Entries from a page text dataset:

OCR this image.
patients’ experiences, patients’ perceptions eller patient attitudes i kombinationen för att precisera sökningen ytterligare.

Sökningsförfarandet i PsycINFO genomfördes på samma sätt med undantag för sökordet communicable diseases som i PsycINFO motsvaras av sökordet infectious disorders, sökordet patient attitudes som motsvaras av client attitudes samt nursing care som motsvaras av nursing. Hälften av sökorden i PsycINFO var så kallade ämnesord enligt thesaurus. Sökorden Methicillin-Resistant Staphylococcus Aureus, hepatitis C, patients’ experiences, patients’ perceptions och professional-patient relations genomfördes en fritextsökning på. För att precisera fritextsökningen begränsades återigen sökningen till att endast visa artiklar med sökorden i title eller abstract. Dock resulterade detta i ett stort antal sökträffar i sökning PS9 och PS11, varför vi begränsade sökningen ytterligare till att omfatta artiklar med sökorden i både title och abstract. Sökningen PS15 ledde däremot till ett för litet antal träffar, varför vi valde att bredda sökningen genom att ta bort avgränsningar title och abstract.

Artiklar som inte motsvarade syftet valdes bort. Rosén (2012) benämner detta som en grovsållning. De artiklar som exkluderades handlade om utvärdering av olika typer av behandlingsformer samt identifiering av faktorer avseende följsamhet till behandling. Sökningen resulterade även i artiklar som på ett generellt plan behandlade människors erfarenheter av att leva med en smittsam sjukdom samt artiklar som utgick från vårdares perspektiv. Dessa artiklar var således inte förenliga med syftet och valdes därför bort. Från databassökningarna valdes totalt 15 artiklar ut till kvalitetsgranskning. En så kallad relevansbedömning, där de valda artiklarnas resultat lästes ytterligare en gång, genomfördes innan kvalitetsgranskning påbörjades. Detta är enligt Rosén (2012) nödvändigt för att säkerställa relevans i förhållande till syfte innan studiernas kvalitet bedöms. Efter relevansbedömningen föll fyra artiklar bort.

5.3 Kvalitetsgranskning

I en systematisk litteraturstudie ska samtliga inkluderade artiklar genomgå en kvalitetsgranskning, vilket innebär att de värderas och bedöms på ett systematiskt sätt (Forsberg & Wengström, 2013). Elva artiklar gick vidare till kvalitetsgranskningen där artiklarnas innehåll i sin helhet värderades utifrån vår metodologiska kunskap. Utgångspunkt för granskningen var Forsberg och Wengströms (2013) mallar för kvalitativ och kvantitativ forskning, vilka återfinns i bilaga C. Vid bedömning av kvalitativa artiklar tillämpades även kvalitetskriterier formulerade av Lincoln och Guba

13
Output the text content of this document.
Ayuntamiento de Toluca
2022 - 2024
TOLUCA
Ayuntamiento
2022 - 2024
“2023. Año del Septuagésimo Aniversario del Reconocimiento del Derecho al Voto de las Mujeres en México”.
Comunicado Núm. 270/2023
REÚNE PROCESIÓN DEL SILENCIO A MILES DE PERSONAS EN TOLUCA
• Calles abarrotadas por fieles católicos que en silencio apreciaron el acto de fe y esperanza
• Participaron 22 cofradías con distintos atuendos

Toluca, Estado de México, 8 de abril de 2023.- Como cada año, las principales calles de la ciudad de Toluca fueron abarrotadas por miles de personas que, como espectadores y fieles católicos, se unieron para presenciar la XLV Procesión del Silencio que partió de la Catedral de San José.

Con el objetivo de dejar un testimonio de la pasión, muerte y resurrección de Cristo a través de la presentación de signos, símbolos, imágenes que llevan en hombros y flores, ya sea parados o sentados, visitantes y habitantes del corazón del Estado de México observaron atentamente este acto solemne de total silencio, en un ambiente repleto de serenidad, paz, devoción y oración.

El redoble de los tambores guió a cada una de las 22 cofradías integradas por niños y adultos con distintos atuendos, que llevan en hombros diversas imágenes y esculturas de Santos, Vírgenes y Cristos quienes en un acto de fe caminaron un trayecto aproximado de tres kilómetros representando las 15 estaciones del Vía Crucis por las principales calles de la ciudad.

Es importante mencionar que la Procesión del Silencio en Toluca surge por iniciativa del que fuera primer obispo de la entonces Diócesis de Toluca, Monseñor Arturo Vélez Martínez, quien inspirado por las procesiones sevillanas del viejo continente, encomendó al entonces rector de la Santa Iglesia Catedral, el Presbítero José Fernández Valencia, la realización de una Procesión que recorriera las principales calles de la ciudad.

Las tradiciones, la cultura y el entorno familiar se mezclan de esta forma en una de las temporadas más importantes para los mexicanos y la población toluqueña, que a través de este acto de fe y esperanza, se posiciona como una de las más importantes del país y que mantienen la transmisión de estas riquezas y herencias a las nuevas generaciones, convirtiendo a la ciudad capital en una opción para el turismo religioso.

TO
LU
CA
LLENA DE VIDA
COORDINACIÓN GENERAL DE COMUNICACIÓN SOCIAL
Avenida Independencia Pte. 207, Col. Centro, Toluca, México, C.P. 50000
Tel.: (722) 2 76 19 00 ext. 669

Exercise directions – A verbatim copy of every entry is required.

Response to this exercise –
OCR this image.
patients’ experiences, patients’ perceptions eller patient attitudes i kombinationen för att precisera sökningen ytterligare.

Sökningsförfarandet i PsycINFO genomfördes på samma sätt med undantag för sökordet communicable diseases som i PsycINFO motsvaras av sökordet infectious disorders, sökordet patient attitudes som motsvaras av client attitudes samt nursing care som motsvaras av nursing. Hälften av sökorden i PsycINFO var så kallade ämnesord enligt thesaurus. Sökorden Methicillin-Resistant Staphylococcus Aureus, hepatitis C, patients’ experiences, patients’ perceptions och professional-patient relations genomfördes en fritextsökning på. För att precisera fritextsökningen begränsades återigen sökningen till att endast visa artiklar med sökorden i title eller abstract. Dock resulterade detta i ett stort antal sökträffar i sökning PS9 och PS11, varför vi begränsade sökningen ytterligare till att omfatta artiklar med sökorden i både title och abstract. Sökningen PS15 ledde däremot till ett för litet antal träffar, varför vi valde att bredda sökningen genom att ta bort avgränsningar title och abstract.

Artiklar som inte motsvarade syftet valdes bort. Rosén (2012) benämner detta som en grovsållning. De artiklar som exkluderades handlade om utvärdering av olika typer av behandlingsformer samt identifiering av faktorer avseende följsamhet till behandling. Sökningen resulterade även i artiklar som på ett generellt plan behandlade människors erfarenheter av att leva med en smittsam sjukdom samt artiklar som utgick från vårdares perspektiv. Dessa artiklar var således inte förenliga med syftet och valdes därför bort. Från databassökningarna valdes totalt 15 artiklar ut till kvalitetsgranskning. En så kallad relevansbedömning, där de valda artiklarnas resultat lästes ytterligare en gång, genomfördes innan kvalitetsgranskning påbörjades. Detta är enligt Rosén (2012) nödvändigt för att säkerställa relevans i förhållande till syfte innan studiernas kvalitet bedöms. Efter relevansbedömningen föll fyra artiklar bort.

5.3 Kvalitetsgranskning

I en systematisk litteraturstudie ska samtliga inkluderade artiklar genomgå en kvalitetsgranskning, vilket innebär att de värderas och bedöms på ett systematiskt sätt (Forsberg & Wengström, 2013). Elva artiklar gick vidare till kvalitetsgranskningen där artiklarnas innehåll i sin helhet värderades utifrån vår metodologiska kunskap. Utgångspunkt för granskningen var Forsberg och Wengströms (2013) mallar för kvalitativ och kvantitativ forskning, vilka återfinns i bilaga C. Vid bedömning av kvalitativa artiklar tillämpades även kvalitetskriterier formulerade av Lincoln och Guba

13
Output the text content of this document.
Ayuntamiento de Toluca
2022 - 2024
TOLUCA
Ayuntamiento
2022 - 2024
“2023. Año del Septuagésimo Aniversario del Reconocimiento del Derecho al Voto de las Mujeres en México”.
Comunicado Núm. 270/2023
REÚNE PROCESIÓN DEL SILENCIO A MILES DE PERSONAS EN TOLUCA
• Calles abarrotadas por fieles católicos que en silencio apreciaron el acto de fe y esperanza
• Participaron 22 cofradías con distintos atuendos

Toluca, Estado de México, 8 de abril de 2023.- Como cada año, las principales calles de la ciudad de Toluca fueron abarrotadas por miles de personas que, como espectadores y fieles católicos, se unieron para presenciar la XLV Procesión del Silencio que partió de la Catedral de San José.

Con el objetivo de dejar un testimonio de la pasión, muerte y resurrección de Cristo a través de la presentación de signos, símbolos, imágenes que llevan en hombros y flores, ya sea parados o sentados, visitantes y habitantes del corazón del Estado de México observaron atentamente este acto solemne de total silencio, en un ambiente repleto de serenidad, paz, devoción y oración.

El redoble de los tambores guió a cada una de las 22 cofradías integradas por niños y adultos con distintos atuendos, que llevan en hombros diversas imágenes y esculturas de Santos, Vírgenes y Cristos quienes en un acto de fe caminaron un trayecto aproximado de tres kilómetros representando las 15 estaciones del Vía Crucis por las principales calles de la ciudad.

Es importante mencionar que la Procesión del Silencio en Toluca surge por iniciativa del que fuera primer obispo de la entonces Diócesis de Toluca, Monseñor Arturo Vélez Martínez, quien inspirado por las procesiones sevillanas del viejo continente, encomendó al entonces rector de la Santa Iglesia Catedral, el Presbítero José Fernández Valencia, la realización de una Procesión que recorriera las principales calles de la ciudad.

Las tradiciones, la cultura y el entorno familiar se mezclan de esta forma en una de las temporadas más importantes para los mexicanos y la población toluqueña, que a través de este acto de fe y esperanza, se posiciona como una de las más importantes del país y que mantienen la transmisión de estas riquezas y herencias a las nuevas generaciones, convirtiendo a la ciudad capital en una opción para el turismo religioso.

TO
LU
CA
LLENA DE VIDA
COORDINACIÓN GENERAL DE COMUNICACIÓN SOCIAL
Avenida Independencia Pte. 207, Col. Centro, Toluca, México, C.P. 50000
Tel.: (722) 2 76 19 00 ext. 669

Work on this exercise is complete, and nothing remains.